Tugas -> Lanjutkan tulisan tentang pentas monolog Tan Malaka di IFI Bandung pada bagian kutipan teks di bawah, mulai setelah kalimat terakhir yang tercantum.

Kutipan Teks ->
25 March 2016

Rusa Berbulu Merah dan Masyarakat Kurang Baca

Sehari pasca pembubaran paksa oleh berbagai ormas seperti FPI, PUI, dan Laskar Fisabililah , akhirnya kemarin (24/3/2016) pentas monolog Tan Malaka berhasil digelar dengan aman. Acara yang diselenggarakan di IFI Bandung itu berlangsung di bawah penjagaan ketat aparat keamanan dan beberapa LSM yang mendukung acara seperti AMS, Jangkar, dan Pekat.

Gelaran yang sejatinya akan dipentaskan dalam dua hari berturut-turut, yaitu tanggal 23-24 Maret 2016, pukul 20.00 wib, akhirnya hanya digelar satu hari, namun tetap mementaskan dua kesempatan, yaitu pukul 16.00 dan 20.00 wib.

Data Tersedia ->
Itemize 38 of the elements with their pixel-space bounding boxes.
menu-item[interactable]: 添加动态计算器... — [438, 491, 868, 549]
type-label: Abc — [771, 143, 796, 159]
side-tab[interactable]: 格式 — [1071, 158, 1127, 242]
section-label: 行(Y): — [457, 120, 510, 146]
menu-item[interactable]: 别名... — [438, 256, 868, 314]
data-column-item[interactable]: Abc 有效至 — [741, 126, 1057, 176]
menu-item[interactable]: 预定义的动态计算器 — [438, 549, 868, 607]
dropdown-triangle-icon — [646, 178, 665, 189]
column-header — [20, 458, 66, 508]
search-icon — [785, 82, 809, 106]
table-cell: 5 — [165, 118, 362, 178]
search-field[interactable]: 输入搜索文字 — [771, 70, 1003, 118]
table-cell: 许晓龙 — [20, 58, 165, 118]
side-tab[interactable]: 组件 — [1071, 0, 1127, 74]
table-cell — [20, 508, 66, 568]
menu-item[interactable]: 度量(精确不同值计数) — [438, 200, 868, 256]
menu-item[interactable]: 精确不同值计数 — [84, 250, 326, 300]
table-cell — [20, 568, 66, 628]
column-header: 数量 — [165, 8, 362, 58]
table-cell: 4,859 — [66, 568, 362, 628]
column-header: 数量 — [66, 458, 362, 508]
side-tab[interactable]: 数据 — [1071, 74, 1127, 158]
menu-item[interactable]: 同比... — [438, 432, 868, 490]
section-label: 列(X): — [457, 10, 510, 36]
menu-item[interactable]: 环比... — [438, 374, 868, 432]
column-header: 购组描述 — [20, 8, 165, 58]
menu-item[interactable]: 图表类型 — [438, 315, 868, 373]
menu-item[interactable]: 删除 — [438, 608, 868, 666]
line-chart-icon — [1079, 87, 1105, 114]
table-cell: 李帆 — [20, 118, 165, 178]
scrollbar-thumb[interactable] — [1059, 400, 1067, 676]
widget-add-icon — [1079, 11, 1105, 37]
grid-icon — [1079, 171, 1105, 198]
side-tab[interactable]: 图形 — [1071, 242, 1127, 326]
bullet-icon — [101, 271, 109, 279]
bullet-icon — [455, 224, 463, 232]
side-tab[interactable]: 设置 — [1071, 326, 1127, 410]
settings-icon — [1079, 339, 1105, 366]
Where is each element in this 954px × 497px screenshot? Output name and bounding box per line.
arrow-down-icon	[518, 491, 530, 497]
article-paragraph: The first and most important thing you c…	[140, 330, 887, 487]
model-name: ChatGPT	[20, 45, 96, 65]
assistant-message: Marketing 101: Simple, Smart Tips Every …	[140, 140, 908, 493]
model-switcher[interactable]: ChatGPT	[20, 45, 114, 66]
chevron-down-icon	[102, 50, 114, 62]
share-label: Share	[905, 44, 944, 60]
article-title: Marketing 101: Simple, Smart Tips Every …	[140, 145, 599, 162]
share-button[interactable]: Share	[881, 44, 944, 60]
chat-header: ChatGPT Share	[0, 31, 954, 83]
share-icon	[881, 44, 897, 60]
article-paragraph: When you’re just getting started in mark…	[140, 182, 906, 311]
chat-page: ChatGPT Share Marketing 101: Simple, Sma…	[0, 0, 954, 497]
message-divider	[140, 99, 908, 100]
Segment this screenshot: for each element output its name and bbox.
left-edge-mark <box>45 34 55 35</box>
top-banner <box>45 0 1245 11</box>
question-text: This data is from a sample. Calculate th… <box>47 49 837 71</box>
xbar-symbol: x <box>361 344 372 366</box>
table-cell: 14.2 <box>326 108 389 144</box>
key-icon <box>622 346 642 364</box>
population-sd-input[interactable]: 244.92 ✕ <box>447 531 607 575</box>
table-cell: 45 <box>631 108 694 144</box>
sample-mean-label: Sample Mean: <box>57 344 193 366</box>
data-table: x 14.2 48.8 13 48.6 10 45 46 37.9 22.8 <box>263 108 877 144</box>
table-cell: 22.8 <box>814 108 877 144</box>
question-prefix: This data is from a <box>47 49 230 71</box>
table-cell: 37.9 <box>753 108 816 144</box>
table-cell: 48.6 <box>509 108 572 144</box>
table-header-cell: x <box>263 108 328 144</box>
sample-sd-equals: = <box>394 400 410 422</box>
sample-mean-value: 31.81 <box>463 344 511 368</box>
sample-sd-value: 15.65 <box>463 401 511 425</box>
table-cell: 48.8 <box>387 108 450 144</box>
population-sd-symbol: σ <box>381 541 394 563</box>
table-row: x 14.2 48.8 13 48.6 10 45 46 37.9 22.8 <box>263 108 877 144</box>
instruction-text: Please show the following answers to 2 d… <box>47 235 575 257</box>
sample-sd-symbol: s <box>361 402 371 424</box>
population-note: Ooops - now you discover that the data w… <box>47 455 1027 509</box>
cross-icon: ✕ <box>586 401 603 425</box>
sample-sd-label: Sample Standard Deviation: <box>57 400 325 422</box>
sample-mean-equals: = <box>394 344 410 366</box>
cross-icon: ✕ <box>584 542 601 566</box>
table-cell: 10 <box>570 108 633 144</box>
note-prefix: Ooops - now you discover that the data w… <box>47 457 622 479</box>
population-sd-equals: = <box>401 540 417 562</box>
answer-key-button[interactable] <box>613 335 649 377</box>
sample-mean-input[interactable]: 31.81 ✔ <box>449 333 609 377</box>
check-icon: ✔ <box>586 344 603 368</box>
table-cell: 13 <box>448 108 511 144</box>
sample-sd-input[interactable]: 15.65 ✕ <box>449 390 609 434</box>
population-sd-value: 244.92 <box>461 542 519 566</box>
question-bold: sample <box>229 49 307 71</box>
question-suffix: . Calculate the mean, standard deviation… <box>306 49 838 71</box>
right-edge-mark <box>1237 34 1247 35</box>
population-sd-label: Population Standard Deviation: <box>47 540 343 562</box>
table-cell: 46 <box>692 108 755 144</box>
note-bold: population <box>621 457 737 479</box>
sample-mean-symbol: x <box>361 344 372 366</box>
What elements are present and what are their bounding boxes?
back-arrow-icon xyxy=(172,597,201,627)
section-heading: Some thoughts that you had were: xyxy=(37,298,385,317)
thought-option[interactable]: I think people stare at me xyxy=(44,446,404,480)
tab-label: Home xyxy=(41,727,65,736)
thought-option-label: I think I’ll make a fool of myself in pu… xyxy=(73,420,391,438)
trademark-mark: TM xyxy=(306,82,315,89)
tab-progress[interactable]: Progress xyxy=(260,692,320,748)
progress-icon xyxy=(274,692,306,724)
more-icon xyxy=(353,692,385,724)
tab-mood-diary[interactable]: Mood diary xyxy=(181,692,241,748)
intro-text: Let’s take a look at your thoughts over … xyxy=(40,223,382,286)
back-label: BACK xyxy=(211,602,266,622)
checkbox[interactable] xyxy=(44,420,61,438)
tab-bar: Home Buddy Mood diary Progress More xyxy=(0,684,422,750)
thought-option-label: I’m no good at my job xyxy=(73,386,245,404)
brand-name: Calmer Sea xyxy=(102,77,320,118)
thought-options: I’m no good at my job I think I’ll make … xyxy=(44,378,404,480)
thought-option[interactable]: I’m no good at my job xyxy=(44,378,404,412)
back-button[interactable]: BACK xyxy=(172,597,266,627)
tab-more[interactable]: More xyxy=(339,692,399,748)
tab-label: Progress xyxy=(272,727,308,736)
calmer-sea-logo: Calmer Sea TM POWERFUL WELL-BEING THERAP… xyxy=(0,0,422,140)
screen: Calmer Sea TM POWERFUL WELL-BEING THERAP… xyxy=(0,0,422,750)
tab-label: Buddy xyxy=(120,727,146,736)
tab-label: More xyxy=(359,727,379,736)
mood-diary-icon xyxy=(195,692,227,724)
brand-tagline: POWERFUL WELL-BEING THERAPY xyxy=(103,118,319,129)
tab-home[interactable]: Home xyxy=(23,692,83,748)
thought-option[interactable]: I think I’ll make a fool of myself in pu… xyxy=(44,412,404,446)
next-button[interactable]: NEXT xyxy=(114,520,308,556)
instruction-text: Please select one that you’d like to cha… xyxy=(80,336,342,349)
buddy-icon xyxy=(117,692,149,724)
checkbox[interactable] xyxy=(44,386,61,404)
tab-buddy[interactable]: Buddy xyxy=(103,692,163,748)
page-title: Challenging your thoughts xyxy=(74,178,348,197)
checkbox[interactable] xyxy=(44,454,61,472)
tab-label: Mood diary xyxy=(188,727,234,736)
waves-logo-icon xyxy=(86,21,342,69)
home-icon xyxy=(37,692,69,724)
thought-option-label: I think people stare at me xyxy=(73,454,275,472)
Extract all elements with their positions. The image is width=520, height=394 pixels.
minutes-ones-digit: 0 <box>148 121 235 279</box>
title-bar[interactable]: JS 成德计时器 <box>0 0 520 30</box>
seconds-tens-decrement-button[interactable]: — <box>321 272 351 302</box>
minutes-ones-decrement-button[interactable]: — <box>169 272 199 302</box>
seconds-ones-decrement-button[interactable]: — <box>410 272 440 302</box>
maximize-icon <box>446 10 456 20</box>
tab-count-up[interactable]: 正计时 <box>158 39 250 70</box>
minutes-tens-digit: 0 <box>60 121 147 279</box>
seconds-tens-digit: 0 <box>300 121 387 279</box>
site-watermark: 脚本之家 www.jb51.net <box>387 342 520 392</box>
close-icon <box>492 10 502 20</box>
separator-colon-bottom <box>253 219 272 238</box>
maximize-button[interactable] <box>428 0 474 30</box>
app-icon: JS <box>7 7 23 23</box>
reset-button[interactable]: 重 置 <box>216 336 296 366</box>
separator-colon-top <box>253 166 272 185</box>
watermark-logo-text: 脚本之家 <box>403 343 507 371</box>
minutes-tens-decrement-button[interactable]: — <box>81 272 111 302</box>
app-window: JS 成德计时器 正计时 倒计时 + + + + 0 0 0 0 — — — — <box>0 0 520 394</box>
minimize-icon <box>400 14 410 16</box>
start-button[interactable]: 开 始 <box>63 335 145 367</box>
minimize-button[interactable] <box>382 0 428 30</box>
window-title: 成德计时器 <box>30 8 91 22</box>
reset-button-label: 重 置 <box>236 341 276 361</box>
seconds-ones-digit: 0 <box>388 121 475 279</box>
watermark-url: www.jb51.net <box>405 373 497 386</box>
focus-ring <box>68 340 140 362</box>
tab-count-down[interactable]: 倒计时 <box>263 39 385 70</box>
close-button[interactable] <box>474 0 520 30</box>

Jawaban Tugas ->
Sedari siang, sekira pukul 14.00 suasana di sekitar IFI cukup tegang. Ratusan aparat keamanan yang berjaga dikagetkan oleh kira-kira 20 rombongan kendaraan bermotor yang melintas di Jl. Purnawarman (depan IFI) sambil menyalakan knalpot bising. Mereka kemudian masuk ke pelataran parkir BEC (Bandung Electronic Centre), dan sesaat berselang keluar lagi menuju jalan Jl. Purnawarman sambil terus menggeber gas yang menimbulkan suara knalpot bising. Polisi yang berjaga akhirnya menangkap dan membawa mereka ke kantor dengan truk. Motor yang mereka pakai dibawa serta oleh para petugas.

Monolog Tan Malaka yang sempat tertunda, semula akan dihadiri oleh Walikota Bandung Ridwan Kamil sebagai penjamin tidak akan dibubarkan lagi oleh ormas, namun sampai acara dimulai beliau tidak kunjung datang. Selama pementasan situasi di dalam dan di luar panggung relatif kondusif. Menurut Ahda Imran, penulis naskah, Ridwan Kamil memang rencananya mau hadir, namun karena terbentur banyak kesibukan, akhirnya pementasan berjalan tanpa menunggunya.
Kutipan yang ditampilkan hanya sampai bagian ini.